Set of tasks »
A – In the excerpt on Android map classes, what are all Java collections said to be primarily based on?
B – Transcribe the excerpt on Android map classes word for word, starting at "Android developers must" and ending at "with their internals.".

Excerpt »
--------
Android developers must be observing Lint warnings recently to replace some of their HashMaps with SparseArrays with a promise of memory optimization. Good for us ! There are few classes we should learn to use, like ArrayMap and SimpleArrayMap. There are also multiple variants of SparseArrays. This post will describe these classes along with their internals.
Let’s start with some code showing how to use these classes
java.util.HashMap<String, String> hashMap = new java.util.HashMap<String, String>(16); hashMap.put("key", "value"); hashMap.get("key"); hashMap.entrySet().iterator(); android.util.ArrayMap<String, String> arrayMap = new android.util.ArrayMap<String, String>(16); arrayMap.put("key", "value"); arrayMap.get("key"); arrayMap.entrySet().iterator(); android.support.v4.util.ArrayMap<String, String> supportArrayMap = new android.support.v4.util.ArrayMap<String, String>(16); supportArrayMap.put("key", "value"); supportArrayMap.get("key"); supportArrayMap.entrySet().iterator(); android.support.v4.util.SimpleArrayMap<String, String> simpleArrayMap = new android.support.v4.util.SimpleArrayMap<String, String>(16); simpleArrayMap.put("key", "value"); simpleArrayMap.get("key"); //simpleArrayMap.entrySet().iterator(); <- will not compile android.util.SparseArray<String> sparseArray = new android.util.SparseArray<String>(16); sparseArray.put(10, "value"); sparseArray.get(10); android.util.LongSparseArray<String> longSparseArray = new android.util.LongSparseArray<String>(16); longSparseArray.put(10L, "value"); longSparseArray.get(10L); android.util.SparseLongArray sparseLongArray = new android.util.SparseLongArray(16); sparseLongArray.put(10, 100L); sparseLongArray.get(10);
Let’s discuss these classes one by one. All Java collections are primarily based on Arrays. We need to understand how HashMaps work before we look into alternatives.
--------
Data extract »

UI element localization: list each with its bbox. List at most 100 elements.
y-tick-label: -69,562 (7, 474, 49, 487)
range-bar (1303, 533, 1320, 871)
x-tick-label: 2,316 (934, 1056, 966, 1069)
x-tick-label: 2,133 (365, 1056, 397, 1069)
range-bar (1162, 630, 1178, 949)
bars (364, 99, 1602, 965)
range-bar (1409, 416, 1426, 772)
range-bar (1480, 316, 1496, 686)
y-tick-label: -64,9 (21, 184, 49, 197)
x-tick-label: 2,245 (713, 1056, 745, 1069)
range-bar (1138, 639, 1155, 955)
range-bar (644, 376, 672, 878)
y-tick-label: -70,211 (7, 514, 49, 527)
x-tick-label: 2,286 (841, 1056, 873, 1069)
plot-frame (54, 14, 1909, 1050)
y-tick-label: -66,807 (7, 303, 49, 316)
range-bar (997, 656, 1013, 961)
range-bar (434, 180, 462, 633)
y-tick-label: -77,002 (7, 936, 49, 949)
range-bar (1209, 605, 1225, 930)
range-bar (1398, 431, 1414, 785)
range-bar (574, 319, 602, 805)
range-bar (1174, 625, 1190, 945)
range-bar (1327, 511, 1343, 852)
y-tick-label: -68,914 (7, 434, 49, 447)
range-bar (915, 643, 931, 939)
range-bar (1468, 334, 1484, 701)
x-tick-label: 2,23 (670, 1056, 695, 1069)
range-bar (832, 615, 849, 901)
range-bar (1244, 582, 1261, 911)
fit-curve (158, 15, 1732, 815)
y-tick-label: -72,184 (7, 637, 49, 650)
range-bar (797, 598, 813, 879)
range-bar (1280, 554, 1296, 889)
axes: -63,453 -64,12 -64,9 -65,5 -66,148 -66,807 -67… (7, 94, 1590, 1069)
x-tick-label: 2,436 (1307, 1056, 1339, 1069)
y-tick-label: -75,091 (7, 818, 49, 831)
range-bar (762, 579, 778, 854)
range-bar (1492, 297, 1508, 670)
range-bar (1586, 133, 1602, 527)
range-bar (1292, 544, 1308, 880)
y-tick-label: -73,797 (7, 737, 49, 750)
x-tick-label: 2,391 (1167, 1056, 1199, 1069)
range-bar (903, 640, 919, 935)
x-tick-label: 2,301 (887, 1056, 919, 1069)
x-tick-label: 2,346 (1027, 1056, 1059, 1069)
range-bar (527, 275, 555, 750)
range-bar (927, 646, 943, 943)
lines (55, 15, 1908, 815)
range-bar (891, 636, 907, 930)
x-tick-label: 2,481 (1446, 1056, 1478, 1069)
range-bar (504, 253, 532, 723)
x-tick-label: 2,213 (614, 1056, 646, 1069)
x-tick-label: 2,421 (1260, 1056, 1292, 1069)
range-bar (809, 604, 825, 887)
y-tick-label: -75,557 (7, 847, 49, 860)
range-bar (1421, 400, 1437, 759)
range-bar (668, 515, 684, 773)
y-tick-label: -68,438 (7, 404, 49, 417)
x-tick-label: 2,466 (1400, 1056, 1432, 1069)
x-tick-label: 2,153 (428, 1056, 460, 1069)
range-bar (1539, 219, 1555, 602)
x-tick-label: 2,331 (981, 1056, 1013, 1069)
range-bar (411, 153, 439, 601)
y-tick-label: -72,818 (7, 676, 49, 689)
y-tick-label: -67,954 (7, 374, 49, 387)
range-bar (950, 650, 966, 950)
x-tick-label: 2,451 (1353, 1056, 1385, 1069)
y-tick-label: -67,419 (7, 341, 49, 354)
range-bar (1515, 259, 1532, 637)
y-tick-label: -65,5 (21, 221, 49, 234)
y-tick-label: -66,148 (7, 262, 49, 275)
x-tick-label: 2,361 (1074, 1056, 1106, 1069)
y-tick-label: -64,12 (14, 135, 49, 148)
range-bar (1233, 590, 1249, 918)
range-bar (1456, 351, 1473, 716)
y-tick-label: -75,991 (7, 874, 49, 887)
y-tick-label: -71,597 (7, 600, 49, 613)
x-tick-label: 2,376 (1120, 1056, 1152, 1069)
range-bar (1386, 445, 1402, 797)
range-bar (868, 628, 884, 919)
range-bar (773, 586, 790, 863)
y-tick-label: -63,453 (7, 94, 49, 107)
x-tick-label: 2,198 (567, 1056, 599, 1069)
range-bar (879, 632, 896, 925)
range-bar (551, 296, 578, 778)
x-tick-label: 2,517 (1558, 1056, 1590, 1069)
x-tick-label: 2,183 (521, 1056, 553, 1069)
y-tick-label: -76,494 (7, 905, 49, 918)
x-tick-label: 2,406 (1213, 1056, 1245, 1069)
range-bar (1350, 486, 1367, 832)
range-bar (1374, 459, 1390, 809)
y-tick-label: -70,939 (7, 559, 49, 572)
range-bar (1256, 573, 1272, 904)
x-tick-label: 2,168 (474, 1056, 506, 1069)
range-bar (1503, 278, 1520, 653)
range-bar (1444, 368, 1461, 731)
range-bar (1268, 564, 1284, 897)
--------
Written responses »
A – Arrays.

B –
Android developers must be observing Lint warnings recently to replace some of their HashMaps with SparseArrays with a promise of memory optimization. Good for us ! There are few classes we should learn to use, like ArrayMap and SimpleArrayMap. There are also multiple variants of SparseArrays. This post will describe these classes along with their internals.